## To do
Extract every entry word for word.

━━ Data supplied ━━

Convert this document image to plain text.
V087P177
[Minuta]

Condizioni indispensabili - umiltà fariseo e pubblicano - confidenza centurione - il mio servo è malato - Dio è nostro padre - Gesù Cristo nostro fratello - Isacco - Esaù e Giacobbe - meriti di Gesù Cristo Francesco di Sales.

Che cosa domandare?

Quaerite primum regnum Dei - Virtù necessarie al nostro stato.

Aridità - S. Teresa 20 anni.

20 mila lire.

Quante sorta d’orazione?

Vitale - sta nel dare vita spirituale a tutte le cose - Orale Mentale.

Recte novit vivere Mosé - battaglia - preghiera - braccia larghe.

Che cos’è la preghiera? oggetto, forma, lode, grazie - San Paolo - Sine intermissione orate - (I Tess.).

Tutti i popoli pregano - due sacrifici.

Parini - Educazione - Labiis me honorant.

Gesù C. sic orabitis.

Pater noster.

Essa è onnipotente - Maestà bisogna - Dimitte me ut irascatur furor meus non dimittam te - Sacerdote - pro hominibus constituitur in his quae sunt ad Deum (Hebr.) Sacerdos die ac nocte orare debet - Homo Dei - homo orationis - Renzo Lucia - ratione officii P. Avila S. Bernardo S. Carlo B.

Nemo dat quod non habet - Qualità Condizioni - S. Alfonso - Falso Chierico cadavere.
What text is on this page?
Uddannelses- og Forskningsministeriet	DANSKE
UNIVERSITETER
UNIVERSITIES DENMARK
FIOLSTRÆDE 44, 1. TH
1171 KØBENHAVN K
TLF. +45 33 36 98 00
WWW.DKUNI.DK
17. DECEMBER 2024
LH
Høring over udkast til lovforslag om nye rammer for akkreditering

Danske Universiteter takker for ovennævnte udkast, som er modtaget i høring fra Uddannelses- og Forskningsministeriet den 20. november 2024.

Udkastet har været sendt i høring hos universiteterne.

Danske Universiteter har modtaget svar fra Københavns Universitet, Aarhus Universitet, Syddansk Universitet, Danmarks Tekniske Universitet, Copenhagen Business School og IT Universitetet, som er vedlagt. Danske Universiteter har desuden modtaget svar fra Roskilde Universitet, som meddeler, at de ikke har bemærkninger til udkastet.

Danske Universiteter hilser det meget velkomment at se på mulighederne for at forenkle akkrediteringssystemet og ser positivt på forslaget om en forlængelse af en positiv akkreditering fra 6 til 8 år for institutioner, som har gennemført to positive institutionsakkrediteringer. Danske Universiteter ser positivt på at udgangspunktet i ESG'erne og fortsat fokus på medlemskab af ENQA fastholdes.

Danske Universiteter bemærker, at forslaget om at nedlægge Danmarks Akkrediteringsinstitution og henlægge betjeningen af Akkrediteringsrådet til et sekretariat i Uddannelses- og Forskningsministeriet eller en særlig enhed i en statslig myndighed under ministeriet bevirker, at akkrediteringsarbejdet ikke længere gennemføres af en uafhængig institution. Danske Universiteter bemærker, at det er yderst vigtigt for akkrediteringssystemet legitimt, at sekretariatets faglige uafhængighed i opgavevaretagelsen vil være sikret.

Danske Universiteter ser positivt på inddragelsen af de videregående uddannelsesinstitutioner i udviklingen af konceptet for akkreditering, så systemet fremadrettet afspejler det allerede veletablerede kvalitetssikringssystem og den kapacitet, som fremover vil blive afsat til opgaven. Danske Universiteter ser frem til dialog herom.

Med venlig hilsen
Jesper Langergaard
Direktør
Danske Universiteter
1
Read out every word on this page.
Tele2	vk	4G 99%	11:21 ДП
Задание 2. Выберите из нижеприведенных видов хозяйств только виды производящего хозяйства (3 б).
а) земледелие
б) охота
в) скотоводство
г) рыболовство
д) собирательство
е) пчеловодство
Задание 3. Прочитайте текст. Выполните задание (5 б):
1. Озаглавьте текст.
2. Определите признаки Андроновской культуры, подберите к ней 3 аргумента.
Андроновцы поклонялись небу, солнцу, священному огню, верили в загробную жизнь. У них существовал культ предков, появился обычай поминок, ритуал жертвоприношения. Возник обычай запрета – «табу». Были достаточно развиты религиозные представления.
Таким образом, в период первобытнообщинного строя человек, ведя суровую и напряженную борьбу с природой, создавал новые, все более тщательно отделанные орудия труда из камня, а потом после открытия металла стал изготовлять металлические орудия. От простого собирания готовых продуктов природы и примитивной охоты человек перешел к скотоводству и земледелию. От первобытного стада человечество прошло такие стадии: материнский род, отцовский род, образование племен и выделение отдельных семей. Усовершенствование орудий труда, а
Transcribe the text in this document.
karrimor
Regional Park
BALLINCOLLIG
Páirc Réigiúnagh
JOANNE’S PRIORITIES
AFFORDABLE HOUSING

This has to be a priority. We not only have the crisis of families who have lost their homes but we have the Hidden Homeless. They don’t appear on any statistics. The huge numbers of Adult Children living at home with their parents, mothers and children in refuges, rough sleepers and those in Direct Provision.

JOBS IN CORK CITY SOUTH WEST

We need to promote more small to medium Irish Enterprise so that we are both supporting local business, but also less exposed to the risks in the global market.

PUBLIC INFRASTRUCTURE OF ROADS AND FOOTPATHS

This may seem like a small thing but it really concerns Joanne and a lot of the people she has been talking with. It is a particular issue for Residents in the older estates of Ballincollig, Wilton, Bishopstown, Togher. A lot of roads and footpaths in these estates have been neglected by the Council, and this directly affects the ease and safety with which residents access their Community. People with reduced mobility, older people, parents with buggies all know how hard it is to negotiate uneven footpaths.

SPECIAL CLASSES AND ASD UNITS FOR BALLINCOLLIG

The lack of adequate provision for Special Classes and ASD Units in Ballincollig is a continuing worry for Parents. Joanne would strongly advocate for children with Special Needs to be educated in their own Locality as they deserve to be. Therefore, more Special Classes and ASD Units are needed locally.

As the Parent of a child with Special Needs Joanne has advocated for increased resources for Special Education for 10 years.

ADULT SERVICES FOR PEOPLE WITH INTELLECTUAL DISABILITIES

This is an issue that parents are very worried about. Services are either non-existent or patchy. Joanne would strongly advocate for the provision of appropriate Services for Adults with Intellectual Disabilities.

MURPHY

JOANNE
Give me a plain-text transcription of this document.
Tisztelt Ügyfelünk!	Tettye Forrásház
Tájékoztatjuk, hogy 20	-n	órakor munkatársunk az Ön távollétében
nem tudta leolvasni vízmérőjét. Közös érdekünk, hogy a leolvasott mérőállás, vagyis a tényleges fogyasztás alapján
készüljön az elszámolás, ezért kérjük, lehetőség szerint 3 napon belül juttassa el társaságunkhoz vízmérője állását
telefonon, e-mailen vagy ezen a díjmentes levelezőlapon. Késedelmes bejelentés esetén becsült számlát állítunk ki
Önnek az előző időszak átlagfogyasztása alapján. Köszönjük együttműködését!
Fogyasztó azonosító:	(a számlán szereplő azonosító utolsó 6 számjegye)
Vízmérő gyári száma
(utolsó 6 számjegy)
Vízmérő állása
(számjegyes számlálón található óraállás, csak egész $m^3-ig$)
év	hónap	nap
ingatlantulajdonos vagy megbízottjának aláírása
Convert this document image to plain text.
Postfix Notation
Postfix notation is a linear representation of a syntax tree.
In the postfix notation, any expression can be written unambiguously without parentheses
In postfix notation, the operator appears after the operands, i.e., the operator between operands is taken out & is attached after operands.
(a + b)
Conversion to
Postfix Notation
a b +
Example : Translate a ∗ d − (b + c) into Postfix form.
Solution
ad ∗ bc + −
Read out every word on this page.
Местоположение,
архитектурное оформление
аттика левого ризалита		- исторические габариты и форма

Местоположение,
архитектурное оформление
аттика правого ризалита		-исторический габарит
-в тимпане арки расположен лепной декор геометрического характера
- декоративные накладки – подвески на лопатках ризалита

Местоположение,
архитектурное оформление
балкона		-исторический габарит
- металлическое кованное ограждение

━━━

## Output for this task
Convert this document image to plain text.
V087P177
[Minuta]

Condizioni indispensabili - umiltà fariseo e pubblicano - confidenza centurione - il mio servo è malato - Dio è nostro padre - Gesù Cristo nostro fratello - Isacco - Esaù e Giacobbe - meriti di Gesù Cristo Francesco di Sales.

Che cosa domandare?

Quaerite primum regnum Dei - Virtù necessarie al nostro stato.

Aridità - S. Teresa 20 anni.

20 mila lire.

Quante sorta d’orazione?

Vitale - sta nel dare vita spirituale a tutte le cose - Orale Mentale.

Recte novit vivere Mosé - battaglia - preghiera - braccia larghe.

Che cos’è la preghiera? oggetto, forma, lode, grazie - San Paolo - Sine intermissione orate - (I Tess.).

Tutti i popoli pregano - due sacrifici.

Parini - Educazione - Labiis me honorant.

Gesù C. sic orabitis.

Pater noster.

Essa è onnipotente - Maestà bisogna - Dimitte me ut irascatur furor meus non dimittam te - Sacerdote - pro hominibus constituitur in his quae sunt ad Deum (Hebr.) Sacerdos die ac nocte orare debet - Homo Dei - homo orationis - Renzo Lucia - ratione officii P. Avila S. Bernardo S. Carlo B.

Nemo dat quod non habet - Qualità Condizioni - S. Alfonso - Falso Chierico cadavere.
What text is on this page?
Uddannelses- og Forskningsministeriet	DANSKE
UNIVERSITETER
UNIVERSITIES DENMARK
FIOLSTRÆDE 44, 1. TH
1171 KØBENHAVN K
TLF. +45 33 36 98 00
WWW.DKUNI.DK
17. DECEMBER 2024
LH
Høring over udkast til lovforslag om nye rammer for akkreditering

Danske Universiteter takker for ovennævnte udkast, som er modtaget i høring fra Uddannelses- og Forskningsministeriet den 20. november 2024.

Udkastet har været sendt i høring hos universiteterne.

Danske Universiteter har modtaget svar fra Københavns Universitet, Aarhus Universitet, Syddansk Universitet, Danmarks Tekniske Universitet, Copenhagen Business School og IT Universitetet, som er vedlagt. Danske Universiteter har desuden modtaget svar fra Roskilde Universitet, som meddeler, at de ikke har bemærkninger til udkastet.

Danske Universiteter hilser det meget velkomment at se på mulighederne for at forenkle akkrediteringssystemet og ser positivt på forslaget om en forlængelse af en positiv akkreditering fra 6 til 8 år for institutioner, som har gennemført to positive institutionsakkrediteringer. Danske Universiteter ser positivt på at udgangspunktet i ESG'erne og fortsat fokus på medlemskab af ENQA fastholdes.

Danske Universiteter bemærker, at forslaget om at nedlægge Danmarks Akkrediteringsinstitution og henlægge betjeningen af Akkrediteringsrådet til et sekretariat i Uddannelses- og Forskningsministeriet eller en særlig enhed i en statslig myndighed under ministeriet bevirker, at akkrediteringsarbejdet ikke længere gennemføres af en uafhængig institution. Danske Universiteter bemærker, at det er yderst vigtigt for akkrediteringssystemet legitimt, at sekretariatets faglige uafhængighed i opgavevaretagelsen vil være sikret.

Danske Universiteter ser positivt på inddragelsen af de videregående uddannelsesinstitutioner i udviklingen af konceptet for akkreditering, så systemet fremadrettet afspejler det allerede veletablerede kvalitetssikringssystem og den kapacitet, som fremover vil blive afsat til opgaven. Danske Universiteter ser frem til dialog herom.

Med venlig hilsen
Jesper Langergaard
Direktør
Danske Universiteter
1
Read out every word on this page.
Tele2	vk	4G 99%	11:21 ДП
Задание 2. Выберите из нижеприведенных видов хозяйств только виды производящего хозяйства (3 б).
а) земледелие
б) охота
в) скотоводство
г) рыболовство
д) собирательство
е) пчеловодство
Задание 3. Прочитайте текст. Выполните задание (5 б):
1. Озаглавьте текст.
2. Определите признаки Андроновской культуры, подберите к ней 3 аргумента.
Андроновцы поклонялись небу, солнцу, священному огню, верили в загробную жизнь. У них существовал культ предков, появился обычай поминок, ритуал жертвоприношения. Возник обычай запрета – «табу». Были достаточно развиты религиозные представления.
Таким образом, в период первобытнообщинного строя человек, ведя суровую и напряженную борьбу с природой, создавал новые, все более тщательно отделанные орудия труда из камня, а потом после открытия металла стал изготовлять металлические орудия. От простого собирания готовых продуктов природы и примитивной охоты человек перешел к скотоводству и земледелию. От первобытного стада человечество прошло такие стадии: материнский род, отцовский род, образование племен и выделение отдельных семей. Усовершенствование орудий труда, а
Transcribe the text in this document.
karrimor
Regional Park
BALLINCOLLIG
Páirc Réigiúnagh
JOANNE’S PRIORITIES
AFFORDABLE HOUSING

This has to be a priority. We not only have the crisis of families who have lost their homes but we have the Hidden Homeless. They don’t appear on any statistics. The huge numbers of Adult Children living at home with their parents, mothers and children in refuges, rough sleepers and those in Direct Provision.

JOBS IN CORK CITY SOUTH WEST

We need to promote more small to medium Irish Enterprise so that we are both supporting local business, but also less exposed to the risks in the global market.

PUBLIC INFRASTRUCTURE OF ROADS AND FOOTPATHS

This may seem like a small thing but it really concerns Joanne and a lot of the people she has been talking with. It is a particular issue for Residents in the older estates of Ballincollig, Wilton, Bishopstown, Togher. A lot of roads and footpaths in these estates have been neglected by the Council, and this directly affects the ease and safety with which residents access their Community. People with reduced mobility, older people, parents with buggies all know how hard it is to negotiate uneven footpaths.

SPECIAL CLASSES AND ASD UNITS FOR BALLINCOLLIG

The lack of adequate provision for Special Classes and ASD Units in Ballincollig is a continuing worry for Parents. Joanne would strongly advocate for children with Special Needs to be educated in their own Locality as they deserve to be. Therefore, more Special Classes and ASD Units are needed locally.

As the Parent of a child with Special Needs Joanne has advocated for increased resources for Special Education for 10 years.

ADULT SERVICES FOR PEOPLE WITH INTELLECTUAL DISABILITIES

This is an issue that parents are very worried about. Services are either non-existent or patchy. Joanne would strongly advocate for the provision of appropriate Services for Adults with Intellectual Disabilities.

MURPHY

JOANNE
Give me a plain-text transcription of this document.
Tisztelt Ügyfelünk!	Tettye Forrásház
Tájékoztatjuk, hogy 20	-n	órakor munkatársunk az Ön távollétében
nem tudta leolvasni vízmérőjét. Közös érdekünk, hogy a leolvasott mérőállás, vagyis a tényleges fogyasztás alapján
készüljön az elszámolás, ezért kérjük, lehetőség szerint 3 napon belül juttassa el társaságunkhoz vízmérője állását
telefonon, e-mailen vagy ezen a díjmentes levelezőlapon. Késedelmes bejelentés esetén becsült számlát állítunk ki
Önnek az előző időszak átlagfogyasztása alapján. Köszönjük együttműködését!
Fogyasztó azonosító:	(a számlán szereplő azonosító utolsó 6 számjegye)
Vízmérő gyári száma
(utolsó 6 számjegy)
Vízmérő állása
(számjegyes számlálón található óraállás, csak egész $m^3-ig$)
év	hónap	nap
ingatlantulajdonos vagy megbízottjának aláírása
Convert this document image to plain text.
Postfix Notation
Postfix notation is a linear representation of a syntax tree.
In the postfix notation, any expression can be written unambiguously without parentheses
In postfix notation, the operator appears after the operands, i.e., the operator between operands is taken out & is attached after operands.
(a + b)
Conversion to
Postfix Notation
a b +
Example : Translate a ∗ d − (b + c) into Postfix form.
Solution
ad ∗ bc + −
Read out every word on this page.
Местоположение,
архитектурное оформление
аттика левого ризалита		- исторические габариты и форма

Местоположение,
архитектурное оформление
аттика правого ризалита		-исторический габарит
-в тимпане арки расположен лепной декор геометрического характера
- декоративные накладки – подвески на лопатках ризалита

Местоположение,
архитектурное оформление
балкона		-исторический габарит
- металлическое кованное ограждение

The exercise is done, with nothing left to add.